------ PROVIDED RECORDS

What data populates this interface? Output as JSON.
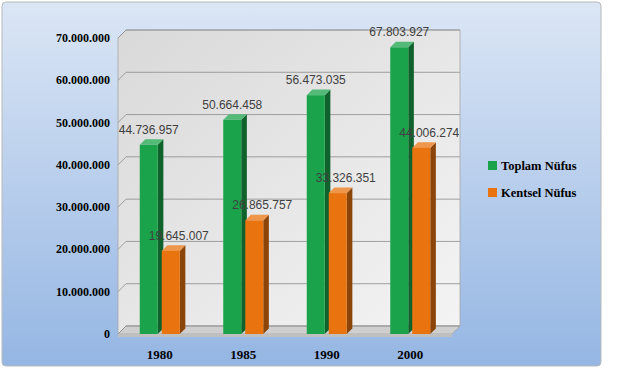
{
  "chart_data": {
    "type": "bar",
    "categories": [
      "1980",
      "1985",
      "1990",
      "2000"
    ],
    "series": [
      {
        "name": "Toplam Nüfus",
        "color": "#1aa34a",
        "values": [
          44736957,
          50664458,
          56473035,
          67803927
        ],
        "value_labels": [
          "44.736.957",
          "50.664.458",
          "56.473.035",
          "67.803.927"
        ]
      },
      {
        "name": "Kentsel Nüfus",
        "color": "#e8730f",
        "values": [
          19645007,
          26865757,
          33326351,
          44006274
        ],
        "value_labels": [
          "19.645.007",
          "26.865.757",
          "33.326.351",
          "44.006.274"
        ]
      }
    ],
    "ylim": [
      0,
      70000000
    ],
    "yticks": [
      0,
      {
        "value": 10000000,
        "label": "10.000.000"
      },
      {
        "value": 20000000,
        "label": "20.000.000"
      },
      {
        "value": 30000000,
        "label": "30.000.000"
      },
      {
        "value": 40000000,
        "label": "40.000.000"
      },
      {
        "value": 50000000,
        "label": "50.000.000"
      },
      {
        "value": 60000000,
        "label": "60.000.000"
      },
      {
        "value": 70000000,
        "label": "70.000.000"
      }
    ],
    "grid": true,
    "data_labels": true,
    "legend": "right"
  }
}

------------

## PROBLEM STATEMENT
Select and copy every line of the listing with the word "Nüfus".

## RESULT BELOW
        "name": "Toplam Nüfus",
        "name": "Kentsel Nüfus",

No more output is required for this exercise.